-- begin --

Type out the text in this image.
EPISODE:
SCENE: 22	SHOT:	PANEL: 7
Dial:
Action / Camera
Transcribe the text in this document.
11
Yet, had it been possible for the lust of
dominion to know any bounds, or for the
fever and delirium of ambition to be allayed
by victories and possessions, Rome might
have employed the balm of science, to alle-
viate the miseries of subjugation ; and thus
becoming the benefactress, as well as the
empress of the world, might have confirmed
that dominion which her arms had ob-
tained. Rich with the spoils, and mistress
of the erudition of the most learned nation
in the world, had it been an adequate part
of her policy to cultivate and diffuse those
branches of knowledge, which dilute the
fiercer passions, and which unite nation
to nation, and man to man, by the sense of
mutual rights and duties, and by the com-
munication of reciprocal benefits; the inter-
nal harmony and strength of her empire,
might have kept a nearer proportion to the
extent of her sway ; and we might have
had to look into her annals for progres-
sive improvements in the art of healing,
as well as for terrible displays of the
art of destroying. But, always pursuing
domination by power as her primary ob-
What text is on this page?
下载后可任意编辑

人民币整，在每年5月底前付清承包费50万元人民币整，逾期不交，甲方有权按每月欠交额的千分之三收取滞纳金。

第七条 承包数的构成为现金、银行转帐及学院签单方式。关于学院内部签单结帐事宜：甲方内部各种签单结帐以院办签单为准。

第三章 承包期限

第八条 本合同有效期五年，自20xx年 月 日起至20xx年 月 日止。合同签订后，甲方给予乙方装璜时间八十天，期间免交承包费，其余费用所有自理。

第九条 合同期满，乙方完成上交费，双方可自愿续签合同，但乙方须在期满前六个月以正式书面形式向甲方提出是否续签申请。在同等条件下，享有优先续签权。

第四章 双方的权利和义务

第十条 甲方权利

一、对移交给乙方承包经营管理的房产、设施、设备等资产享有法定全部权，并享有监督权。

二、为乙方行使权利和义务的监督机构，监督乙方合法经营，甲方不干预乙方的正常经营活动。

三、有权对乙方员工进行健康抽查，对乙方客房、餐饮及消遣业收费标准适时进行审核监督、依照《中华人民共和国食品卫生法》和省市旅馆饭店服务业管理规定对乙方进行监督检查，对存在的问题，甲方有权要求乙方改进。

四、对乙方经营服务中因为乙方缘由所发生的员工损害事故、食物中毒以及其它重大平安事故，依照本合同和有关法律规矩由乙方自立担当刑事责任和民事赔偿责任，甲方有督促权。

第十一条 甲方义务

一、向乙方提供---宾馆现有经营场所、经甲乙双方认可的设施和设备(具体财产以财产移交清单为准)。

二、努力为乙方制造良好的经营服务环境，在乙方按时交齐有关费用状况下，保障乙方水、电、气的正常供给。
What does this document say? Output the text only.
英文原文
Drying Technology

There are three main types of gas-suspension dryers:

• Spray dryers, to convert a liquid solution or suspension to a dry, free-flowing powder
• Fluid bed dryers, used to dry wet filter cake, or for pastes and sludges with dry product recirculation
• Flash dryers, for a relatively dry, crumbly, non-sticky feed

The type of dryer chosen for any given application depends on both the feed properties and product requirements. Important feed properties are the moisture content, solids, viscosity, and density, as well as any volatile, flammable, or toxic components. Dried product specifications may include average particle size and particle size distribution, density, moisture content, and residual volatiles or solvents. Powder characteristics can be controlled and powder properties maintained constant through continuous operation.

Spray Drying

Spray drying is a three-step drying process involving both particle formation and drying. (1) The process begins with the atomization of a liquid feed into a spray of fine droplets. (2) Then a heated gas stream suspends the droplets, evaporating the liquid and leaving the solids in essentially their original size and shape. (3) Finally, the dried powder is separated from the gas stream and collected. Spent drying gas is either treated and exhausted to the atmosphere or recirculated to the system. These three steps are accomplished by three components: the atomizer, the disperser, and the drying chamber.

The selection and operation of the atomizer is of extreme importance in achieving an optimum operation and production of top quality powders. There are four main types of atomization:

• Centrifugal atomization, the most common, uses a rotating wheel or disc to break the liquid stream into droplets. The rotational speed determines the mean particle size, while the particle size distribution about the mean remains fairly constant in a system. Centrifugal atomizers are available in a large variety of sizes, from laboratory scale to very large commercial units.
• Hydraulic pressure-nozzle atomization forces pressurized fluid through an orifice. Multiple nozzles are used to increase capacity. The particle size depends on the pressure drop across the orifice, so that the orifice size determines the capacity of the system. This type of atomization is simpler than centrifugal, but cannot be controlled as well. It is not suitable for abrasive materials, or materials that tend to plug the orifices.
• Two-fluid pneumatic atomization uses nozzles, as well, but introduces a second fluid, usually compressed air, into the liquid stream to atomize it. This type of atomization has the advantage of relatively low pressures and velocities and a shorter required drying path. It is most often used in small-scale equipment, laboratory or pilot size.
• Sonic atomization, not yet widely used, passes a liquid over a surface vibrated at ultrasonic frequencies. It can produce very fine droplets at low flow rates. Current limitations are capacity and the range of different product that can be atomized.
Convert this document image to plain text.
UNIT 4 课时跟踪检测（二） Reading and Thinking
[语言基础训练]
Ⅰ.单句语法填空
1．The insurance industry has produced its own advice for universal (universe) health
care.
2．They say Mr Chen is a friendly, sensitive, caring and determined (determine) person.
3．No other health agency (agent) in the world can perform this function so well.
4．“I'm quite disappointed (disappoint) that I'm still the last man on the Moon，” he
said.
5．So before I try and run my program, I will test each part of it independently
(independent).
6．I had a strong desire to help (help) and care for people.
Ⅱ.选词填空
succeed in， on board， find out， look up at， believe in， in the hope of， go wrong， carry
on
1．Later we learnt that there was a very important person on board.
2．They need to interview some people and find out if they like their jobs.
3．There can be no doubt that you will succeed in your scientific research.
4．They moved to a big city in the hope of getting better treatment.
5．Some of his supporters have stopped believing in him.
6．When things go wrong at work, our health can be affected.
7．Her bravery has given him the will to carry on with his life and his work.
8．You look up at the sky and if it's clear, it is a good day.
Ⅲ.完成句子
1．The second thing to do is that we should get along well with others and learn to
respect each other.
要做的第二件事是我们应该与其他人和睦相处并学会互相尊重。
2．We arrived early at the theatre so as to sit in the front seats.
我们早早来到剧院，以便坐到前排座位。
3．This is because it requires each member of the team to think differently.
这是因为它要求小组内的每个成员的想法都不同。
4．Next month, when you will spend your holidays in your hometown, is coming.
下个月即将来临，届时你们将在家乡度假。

-- end --

● **Brief**:
Search the lines above for the string "capacity" and copy each line that has it.

● **Exercise answer**:
• Hydraulic pressure-nozzle atomization forces pressurized fluid through an orifice. Multiple nozzles are used to increase capacity. The particle size depends on the pressure drop across the orifice, so that the orifice size determines the capacity of the system. This type of atomization is simpler than centrifugal, but cannot be controlled as well. It is not suitable for abrasive materials, or materials that tend to plug the orifices.
• Sonic atomization, not yet widely used, passes a liquid over a surface vibrated at ultrasonic frequencies. It can produce very fine droplets at low flow rates. Current limitations are capacity and the range of different product that can be atomized.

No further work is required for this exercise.